▶ _What is required_
Where a line holds "date", copy it.

--------------------------------------------------

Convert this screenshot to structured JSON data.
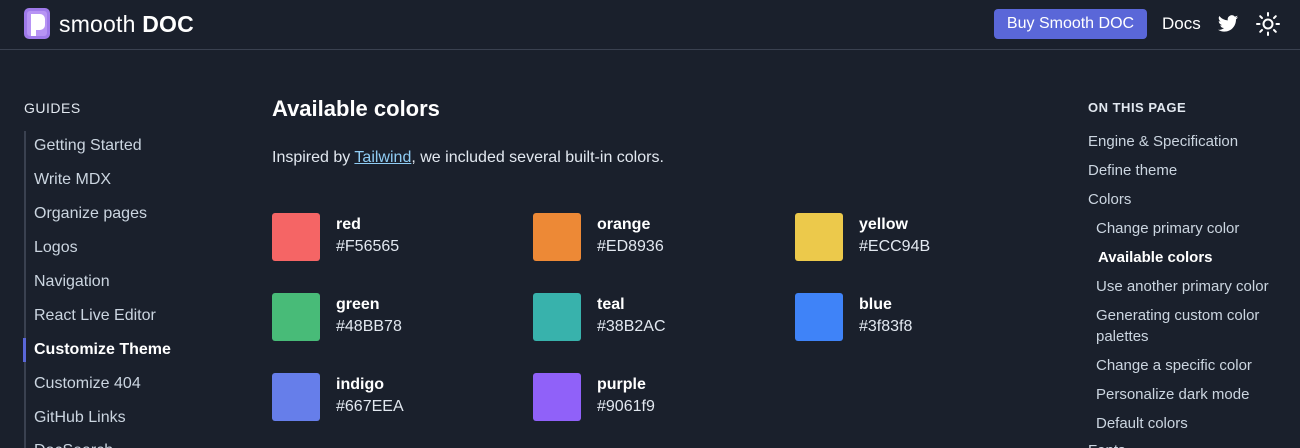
{
  "header": {
    "brand_light": "smooth",
    "brand_bold": "DOC",
    "buy_label": "Buy Smooth DOC",
    "docs_label": "Docs",
    "accent": "#5a67d8",
    "icons": [
      "twitter-icon",
      "sun-icon"
    ]
  },
  "sidebar": {
    "title": "GUIDES",
    "items": [
      {
        "label": "Getting Started"
      },
      {
        "label": "Write MDX"
      },
      {
        "label": "Organize pages"
      },
      {
        "label": "Logos"
      },
      {
        "label": "Navigation"
      },
      {
        "label": "React Live Editor"
      },
      {
        "label": "Customize Theme",
        "active": true
      },
      {
        "label": "Customize 404"
      },
      {
        "label": "GitHub Links"
      },
      {
        "label": "DocSearch"
      }
    ]
  },
  "main": {
    "title": "Available colors",
    "intro_prefix": "Inspired by ",
    "intro_link": "Tailwind",
    "intro_suffix": ", we included several built-in colors.",
    "colors": [
      {
        "name": "red",
        "hex": "#F56565"
      },
      {
        "name": "orange",
        "hex": "#ED8936"
      },
      {
        "name": "yellow",
        "hex": "#ECC94B"
      },
      {
        "name": "green",
        "hex": "#48BB78"
      },
      {
        "name": "teal",
        "hex": "#38B2AC"
      },
      {
        "name": "blue",
        "hex": "#3f83f8"
      },
      {
        "name": "indigo",
        "hex": "#667EEA"
      },
      {
        "name": "purple",
        "hex": "#9061f9"
      }
    ]
  },
  "toc": {
    "title": "ON THIS PAGE",
    "items": [
      {
        "label": "Engine & Specification",
        "level": 1
      },
      {
        "label": "Define theme",
        "level": 1
      },
      {
        "label": "Colors",
        "level": 1
      },
      {
        "label": "Change primary color",
        "level": 2
      },
      {
        "label": "Available colors",
        "level": 2,
        "active": true
      },
      {
        "label": "Use another primary color",
        "level": 2
      },
      {
        "label": "Generating custom color palettes",
        "level": 2
      },
      {
        "label": "Change a specific color",
        "level": 2
      },
      {
        "label": "Personalize dark mode",
        "level": 2
      },
      {
        "label": "Default colors",
        "level": 2
      },
      {
        "label": "Fonts",
        "level": 1
      }
    ]
  }
}
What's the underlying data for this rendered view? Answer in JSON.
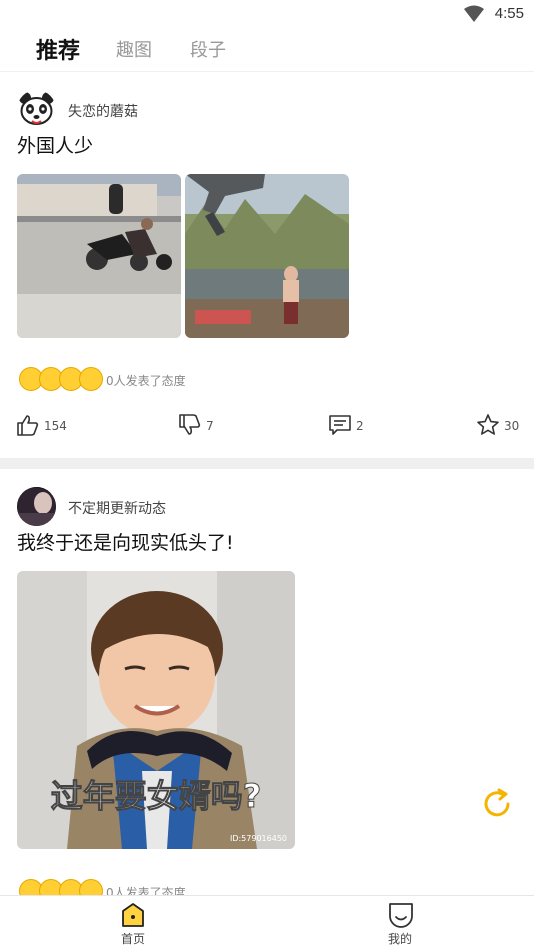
{
  "status_bar": {
    "time": "4:55",
    "wifi_icon": "wifi-icon"
  },
  "tabs": [
    {
      "label": "推荐",
      "active": true
    },
    {
      "label": "趣图",
      "active": false
    },
    {
      "label": "段子",
      "active": false
    }
  ],
  "posts": [
    {
      "author": "失恋的蘑菇",
      "title": "外国人少",
      "image_count": 2,
      "reaction_text": "0人发表了态度",
      "actions": {
        "like": "154",
        "dislike": "7",
        "comment": "2",
        "favorite": "30"
      }
    },
    {
      "author": "不定期更新动态",
      "title": "我终于还是向现实低头了!",
      "image_overlay_text": "过年要女婿吗?",
      "image_watermark": "ID:579016450",
      "reaction_text": "0人发表了态度"
    }
  ],
  "bottom_nav": [
    {
      "label": "首页",
      "icon": "home-icon",
      "active": true
    },
    {
      "label": "我的",
      "icon": "profile-icon",
      "active": false
    }
  ],
  "colors": {
    "accent": "#ffd23f",
    "refresh": "#f5b400",
    "divider": "#efefef"
  }
}
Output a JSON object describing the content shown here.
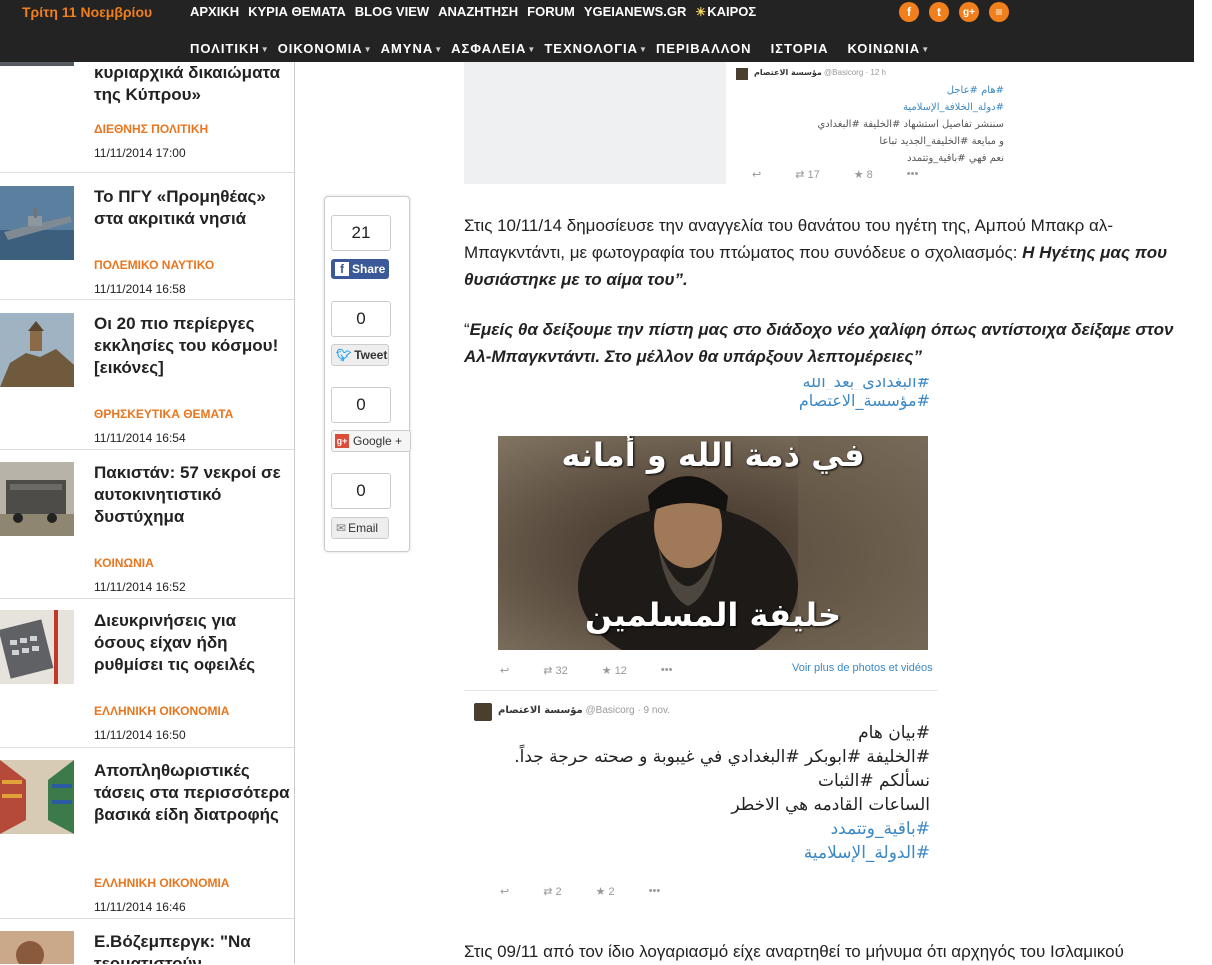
{
  "header": {
    "date": "Τρίτη 11 Νοεμβρίου",
    "nav_top": [
      "ΑΡΧΙΚΗ",
      "ΚΥΡΙΑ ΘΕΜΑΤΑ",
      "BLOG VIEW",
      "ΑΝΑΖΗΤΗΣΗ",
      "FORUM",
      "YGEIANEWS.GR"
    ],
    "weather": "ΚΑΙΡΟΣ",
    "social": [
      {
        "icon": "facebook-icon",
        "glyph": "f"
      },
      {
        "icon": "twitter-icon",
        "glyph": "t"
      },
      {
        "icon": "googleplus-icon",
        "glyph": "g+"
      },
      {
        "icon": "rss-icon",
        "glyph": "≡"
      }
    ],
    "nav_main": [
      {
        "label": "ΠΟΛΙΤΙΚΗ",
        "dropdown": true
      },
      {
        "label": "ΟΙΚΟΝΟΜΙΑ",
        "dropdown": true
      },
      {
        "label": "ΑΜΥΝΑ",
        "dropdown": true
      },
      {
        "label": "ΑΣΦΑΛΕΙΑ",
        "dropdown": true
      },
      {
        "label": "ΤΕΧΝΟΛΟΓΙΑ",
        "dropdown": true
      },
      {
        "label": "ΠΕΡΙΒΑΛΛΟΝ",
        "dropdown": false
      },
      {
        "label": "ΙΣΤΟΡΙΑ",
        "dropdown": false
      },
      {
        "label": "ΚΟΙΝΩΝΙΑ",
        "dropdown": true
      }
    ]
  },
  "sidebar": {
    "items": [
      {
        "title": "κυριαρχικά δικαιώματα της Κύπρου»",
        "category": "ΔΙΕΘΝΗΣ ΠΟΛΙΤΙΚΗ",
        "date": "11/11/2014 17:00",
        "thumb": "ship"
      },
      {
        "title": "Το ΠΓΥ «Προμηθέας» στα ακριτικά νησιά",
        "category": "ΠΟΛΕΜΙΚΟ ΝΑΥΤΙΚΟ",
        "date": "11/11/2014 16:58",
        "thumb": "warship"
      },
      {
        "title": "Οι 20 πιο περίεργες εκκλησίες του κόσμου! [εικόνες]",
        "category": "ΘΡΗΣΚΕΥΤΙΚΑ ΘΕΜΑΤΑ",
        "date": "11/11/2014 16:54",
        "thumb": "church"
      },
      {
        "title": "Πακιστάν: 57 νεκροί σε αυτοκινητιστικό δυστύχημα",
        "category": "ΚΟΙΝΩΝΙΑ",
        "date": "11/11/2014 16:52",
        "thumb": "truck"
      },
      {
        "title": "Διευκρινήσεις για όσους είχαν ήδη ρυθμίσει τις οφειλές",
        "category": "ΕΛΛΗΝΙΚΗ ΟΙΚΟΝΟΜΙΑ",
        "date": "11/11/2014 16:50",
        "thumb": "calculator"
      },
      {
        "title": "Αποπληθωριστικές τάσεις στα περισσότερα βασικά είδη διατροφής",
        "category": "ΕΛΛΗΝΙΚΗ ΟΙΚΟΝΟΜΙΑ",
        "date": "11/11/2014 16:46",
        "thumb": "supermarket"
      },
      {
        "title": "Ε.Βόζεμπεργκ: \"Να τερματιστούν",
        "category": "",
        "date": "",
        "thumb": "person"
      }
    ]
  },
  "share": {
    "facebook_count": "21",
    "facebook_label": "Share",
    "twitter_count": "0",
    "twitter_label": "Tweet",
    "google_count": "0",
    "google_label": "Google +",
    "email_count": "0",
    "email_label": "Email"
  },
  "article": {
    "tweet1": {
      "account": "مؤسسة الاعتصام",
      "handle": "@Basicorg · 12 h",
      "lines": [
        "#هام #عاجل",
        "#دولة_الخلافة_الإسلامية",
        "سننشر تفاصيل استشهاد #الخليفة #البغدادي",
        "و مبايعة #الخليفة_الجديد تباعا",
        "نعم فهي #باقية_وتتمدد"
      ],
      "retweets": "17",
      "favorites": "8"
    },
    "para1_text": "Στις 10/11/14 δημοσίευσε την αναγγελία του θανάτου  του ηγέτη της, Αμπού Μπακρ αλ-Μπαγκντάντι, με φωτογραφία του πτώματος που συνόδευε ο σχολιασμός: ",
    "para1_bold": "Η Ηγέτης μας που θυσιάστηκε με το αίμα του”.",
    "quote_open": "“",
    "quote_text": "Εμείς θα δείξουμε την πίστη μας στο διάδοχο νέο χαλίφη όπως αντίστοιχα δείξαμε στον Αλ-Μπαγκντάντι. Στο μέλλον θα υπάρξουν λεπτομέρειες”",
    "tweet2": {
      "top_hashtags": [
        "#البغدادي_بعد_الله",
        "#مؤسسة_الاعتصام"
      ],
      "image_top_text": "في ذمة الله و أمانه",
      "image_bottom_text": "خليفة المسلمين",
      "retweets": "32",
      "favorites": "12",
      "more_media": "Voir plus de photos et vidéos"
    },
    "tweet3": {
      "account": "مؤسسة الاعتصام",
      "handle": "@Basicorg · 9 nov.",
      "lines": [
        "#بيان هام",
        "#الخليفة #ابوبكر #البغدادي في غيبوبة و صحته حرجة جداً.",
        "نسألكم #الثبات",
        "الساعات القادمه هي الاخطر",
        "#باقية_وتتمدد",
        "#الدولة_الإسلامية"
      ],
      "retweets": "2",
      "favorites": "2"
    },
    "para2_text": "Στις 09/11 από τον ίδιο λογαριασμό είχε αναρτηθεί το μήνυμα ότι αρχηγός του Ισλαμικού"
  }
}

--------------------------------------------------

▶ _Expected output_
    "date": "Τρίτη 11 Νοεμβρίου",
        "date": "11/11/2014 17:00",
        "date": "11/11/2014 16:58",
        "date": "11/11/2014 16:54",
        "date": "11/11/2014 16:52",
        "date": "11/11/2014 16:50",
        "date": "11/11/2014 16:46",
        "date": "",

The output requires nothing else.